Data excerpts:

___

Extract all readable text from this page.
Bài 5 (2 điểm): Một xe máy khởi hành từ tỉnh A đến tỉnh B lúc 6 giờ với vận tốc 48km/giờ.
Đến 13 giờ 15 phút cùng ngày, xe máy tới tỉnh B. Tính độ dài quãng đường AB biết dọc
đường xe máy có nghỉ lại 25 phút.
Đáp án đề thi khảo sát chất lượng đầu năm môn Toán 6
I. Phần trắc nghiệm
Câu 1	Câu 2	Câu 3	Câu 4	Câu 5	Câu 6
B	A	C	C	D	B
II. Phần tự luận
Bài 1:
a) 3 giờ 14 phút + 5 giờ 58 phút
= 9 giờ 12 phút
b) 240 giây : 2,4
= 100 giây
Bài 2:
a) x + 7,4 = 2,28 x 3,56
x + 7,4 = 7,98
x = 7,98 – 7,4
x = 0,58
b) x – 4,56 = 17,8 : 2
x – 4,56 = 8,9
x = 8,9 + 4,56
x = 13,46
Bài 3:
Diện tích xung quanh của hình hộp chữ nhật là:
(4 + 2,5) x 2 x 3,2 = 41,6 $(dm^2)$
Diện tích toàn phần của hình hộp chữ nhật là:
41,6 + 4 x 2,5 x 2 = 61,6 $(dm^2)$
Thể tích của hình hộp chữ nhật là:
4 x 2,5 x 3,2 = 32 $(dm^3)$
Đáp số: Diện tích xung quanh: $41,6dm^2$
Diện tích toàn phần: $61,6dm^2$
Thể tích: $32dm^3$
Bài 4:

___

Task directions ->
Repeat every record, keeping each word and mark exactly as it is.

Solution ->
Extract all readable text from this page.
Bài 5 (2 điểm): Một xe máy khởi hành từ tỉnh A đến tỉnh B lúc 6 giờ với vận tốc 48km/giờ.
Đến 13 giờ 15 phút cùng ngày, xe máy tới tỉnh B. Tính độ dài quãng đường AB biết dọc
đường xe máy có nghỉ lại 25 phút.
Đáp án đề thi khảo sát chất lượng đầu năm môn Toán 6
I. Phần trắc nghiệm
Câu 1	Câu 2	Câu 3	Câu 4	Câu 5	Câu 6
B	A	C	C	D	B
II. Phần tự luận
Bài 1:
a) 3 giờ 14 phút + 5 giờ 58 phút
= 9 giờ 12 phút
b) 240 giây : 2,4
= 100 giây
Bài 2:
a) x + 7,4 = 2,28 x 3,56
x + 7,4 = 7,98
x = 7,98 – 7,4
x = 0,58
b) x – 4,56 = 17,8 : 2
x – 4,56 = 8,9
x = 8,9 + 4,56
x = 13,46
Bài 3:
Diện tích xung quanh của hình hộp chữ nhật là:
(4 + 2,5) x 2 x 3,2 = 41,6 $(dm^2)$
Diện tích toàn phần của hình hộp chữ nhật là:
41,6 + 4 x 2,5 x 2 = 61,6 $(dm^2)$
Thể tích của hình hộp chữ nhật là:
4 x 2,5 x 3,2 = 32 $(dm^3)$
Đáp số: Diện tích xung quanh: $41,6dm^2$
Diện tích toàn phần: $61,6dm^2$
Thể tích: $32dm^3$
Bài 4:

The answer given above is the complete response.